--- begin ---

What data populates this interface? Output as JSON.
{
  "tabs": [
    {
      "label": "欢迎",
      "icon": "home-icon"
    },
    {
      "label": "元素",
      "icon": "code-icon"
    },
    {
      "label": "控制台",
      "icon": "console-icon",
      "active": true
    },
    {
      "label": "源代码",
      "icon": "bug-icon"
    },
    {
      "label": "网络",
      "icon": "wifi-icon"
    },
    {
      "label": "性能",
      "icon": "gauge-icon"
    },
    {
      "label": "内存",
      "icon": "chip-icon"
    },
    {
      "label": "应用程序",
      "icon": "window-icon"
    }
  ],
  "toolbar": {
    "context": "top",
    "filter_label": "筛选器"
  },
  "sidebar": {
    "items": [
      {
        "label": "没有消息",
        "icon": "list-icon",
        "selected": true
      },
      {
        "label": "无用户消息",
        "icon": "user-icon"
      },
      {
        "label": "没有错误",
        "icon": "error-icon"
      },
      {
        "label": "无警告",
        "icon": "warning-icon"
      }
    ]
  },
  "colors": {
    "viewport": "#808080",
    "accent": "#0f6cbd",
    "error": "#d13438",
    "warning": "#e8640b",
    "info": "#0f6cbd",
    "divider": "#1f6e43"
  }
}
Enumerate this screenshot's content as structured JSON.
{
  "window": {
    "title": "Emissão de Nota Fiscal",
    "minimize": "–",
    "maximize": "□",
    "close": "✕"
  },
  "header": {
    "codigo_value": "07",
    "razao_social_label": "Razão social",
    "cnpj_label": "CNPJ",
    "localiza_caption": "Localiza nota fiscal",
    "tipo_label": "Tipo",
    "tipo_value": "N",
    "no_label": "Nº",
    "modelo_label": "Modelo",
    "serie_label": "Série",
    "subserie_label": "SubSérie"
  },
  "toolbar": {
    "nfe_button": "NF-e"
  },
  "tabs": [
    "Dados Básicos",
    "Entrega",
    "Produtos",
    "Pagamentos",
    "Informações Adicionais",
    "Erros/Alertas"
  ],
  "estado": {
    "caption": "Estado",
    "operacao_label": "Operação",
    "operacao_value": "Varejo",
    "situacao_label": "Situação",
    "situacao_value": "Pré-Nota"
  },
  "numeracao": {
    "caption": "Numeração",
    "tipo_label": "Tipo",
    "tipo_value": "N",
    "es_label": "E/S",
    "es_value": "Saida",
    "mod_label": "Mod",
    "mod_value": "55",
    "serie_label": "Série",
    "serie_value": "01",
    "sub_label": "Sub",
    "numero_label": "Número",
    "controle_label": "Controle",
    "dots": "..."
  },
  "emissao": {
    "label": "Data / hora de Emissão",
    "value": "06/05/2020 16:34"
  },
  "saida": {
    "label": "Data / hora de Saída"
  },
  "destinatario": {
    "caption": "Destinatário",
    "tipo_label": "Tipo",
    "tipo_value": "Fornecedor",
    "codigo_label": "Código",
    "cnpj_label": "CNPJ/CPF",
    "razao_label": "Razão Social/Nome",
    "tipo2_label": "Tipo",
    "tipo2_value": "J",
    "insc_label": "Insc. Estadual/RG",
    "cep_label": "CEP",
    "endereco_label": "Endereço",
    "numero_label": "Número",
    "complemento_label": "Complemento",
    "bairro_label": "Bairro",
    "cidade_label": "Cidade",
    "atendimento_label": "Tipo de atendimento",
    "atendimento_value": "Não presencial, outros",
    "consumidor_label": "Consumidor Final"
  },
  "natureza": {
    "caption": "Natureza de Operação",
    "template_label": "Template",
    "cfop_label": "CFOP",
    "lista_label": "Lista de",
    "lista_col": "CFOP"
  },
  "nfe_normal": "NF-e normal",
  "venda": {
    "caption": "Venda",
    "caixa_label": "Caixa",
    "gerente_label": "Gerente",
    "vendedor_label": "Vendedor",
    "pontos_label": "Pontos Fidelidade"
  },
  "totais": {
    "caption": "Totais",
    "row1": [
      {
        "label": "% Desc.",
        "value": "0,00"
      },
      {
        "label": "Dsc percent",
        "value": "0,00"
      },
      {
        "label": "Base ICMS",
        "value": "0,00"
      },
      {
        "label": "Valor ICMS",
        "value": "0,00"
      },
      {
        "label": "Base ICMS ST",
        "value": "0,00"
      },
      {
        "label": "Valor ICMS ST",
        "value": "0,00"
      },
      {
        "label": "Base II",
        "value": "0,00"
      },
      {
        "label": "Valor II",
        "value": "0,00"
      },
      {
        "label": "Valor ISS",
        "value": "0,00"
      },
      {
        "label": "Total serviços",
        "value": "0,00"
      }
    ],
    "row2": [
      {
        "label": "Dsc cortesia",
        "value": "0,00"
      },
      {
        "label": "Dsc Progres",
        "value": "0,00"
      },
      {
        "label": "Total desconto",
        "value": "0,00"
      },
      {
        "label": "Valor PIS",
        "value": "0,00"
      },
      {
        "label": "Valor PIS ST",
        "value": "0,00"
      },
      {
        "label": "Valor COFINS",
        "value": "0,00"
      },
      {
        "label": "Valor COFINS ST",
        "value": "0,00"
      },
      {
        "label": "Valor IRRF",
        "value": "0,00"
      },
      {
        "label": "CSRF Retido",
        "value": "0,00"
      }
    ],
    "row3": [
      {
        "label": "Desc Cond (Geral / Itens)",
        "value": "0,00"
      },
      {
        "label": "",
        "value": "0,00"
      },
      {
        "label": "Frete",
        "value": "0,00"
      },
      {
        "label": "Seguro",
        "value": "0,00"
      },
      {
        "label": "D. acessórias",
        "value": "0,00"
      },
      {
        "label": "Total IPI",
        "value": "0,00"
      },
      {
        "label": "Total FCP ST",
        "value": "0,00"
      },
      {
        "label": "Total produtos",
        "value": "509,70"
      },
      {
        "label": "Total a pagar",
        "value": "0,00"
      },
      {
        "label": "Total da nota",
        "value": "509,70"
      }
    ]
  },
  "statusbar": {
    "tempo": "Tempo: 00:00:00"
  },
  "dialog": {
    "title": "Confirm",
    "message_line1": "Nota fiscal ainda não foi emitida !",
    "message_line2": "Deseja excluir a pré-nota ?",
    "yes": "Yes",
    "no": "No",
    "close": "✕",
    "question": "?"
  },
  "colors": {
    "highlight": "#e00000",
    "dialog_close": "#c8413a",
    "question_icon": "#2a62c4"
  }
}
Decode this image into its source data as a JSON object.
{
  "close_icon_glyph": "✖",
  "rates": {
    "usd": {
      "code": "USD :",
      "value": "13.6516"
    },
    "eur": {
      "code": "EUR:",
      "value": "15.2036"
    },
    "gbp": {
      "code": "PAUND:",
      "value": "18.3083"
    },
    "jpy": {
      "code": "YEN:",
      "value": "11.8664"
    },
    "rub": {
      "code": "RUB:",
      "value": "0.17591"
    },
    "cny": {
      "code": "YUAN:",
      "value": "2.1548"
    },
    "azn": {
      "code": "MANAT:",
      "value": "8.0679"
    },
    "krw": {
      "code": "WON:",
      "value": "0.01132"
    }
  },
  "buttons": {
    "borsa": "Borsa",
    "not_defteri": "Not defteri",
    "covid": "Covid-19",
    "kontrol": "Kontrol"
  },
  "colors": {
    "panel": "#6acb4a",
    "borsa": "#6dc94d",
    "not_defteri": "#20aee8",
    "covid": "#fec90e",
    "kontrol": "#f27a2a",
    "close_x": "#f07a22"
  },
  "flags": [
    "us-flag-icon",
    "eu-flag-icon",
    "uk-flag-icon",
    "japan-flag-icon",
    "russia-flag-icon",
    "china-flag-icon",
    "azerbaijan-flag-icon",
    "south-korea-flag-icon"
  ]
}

--- end ---

Problem description: Look through the entries above and list every line containing "title".

Solution to the exercise:
    "title": "Emissão de Nota Fiscal",
    "title": "Confirm",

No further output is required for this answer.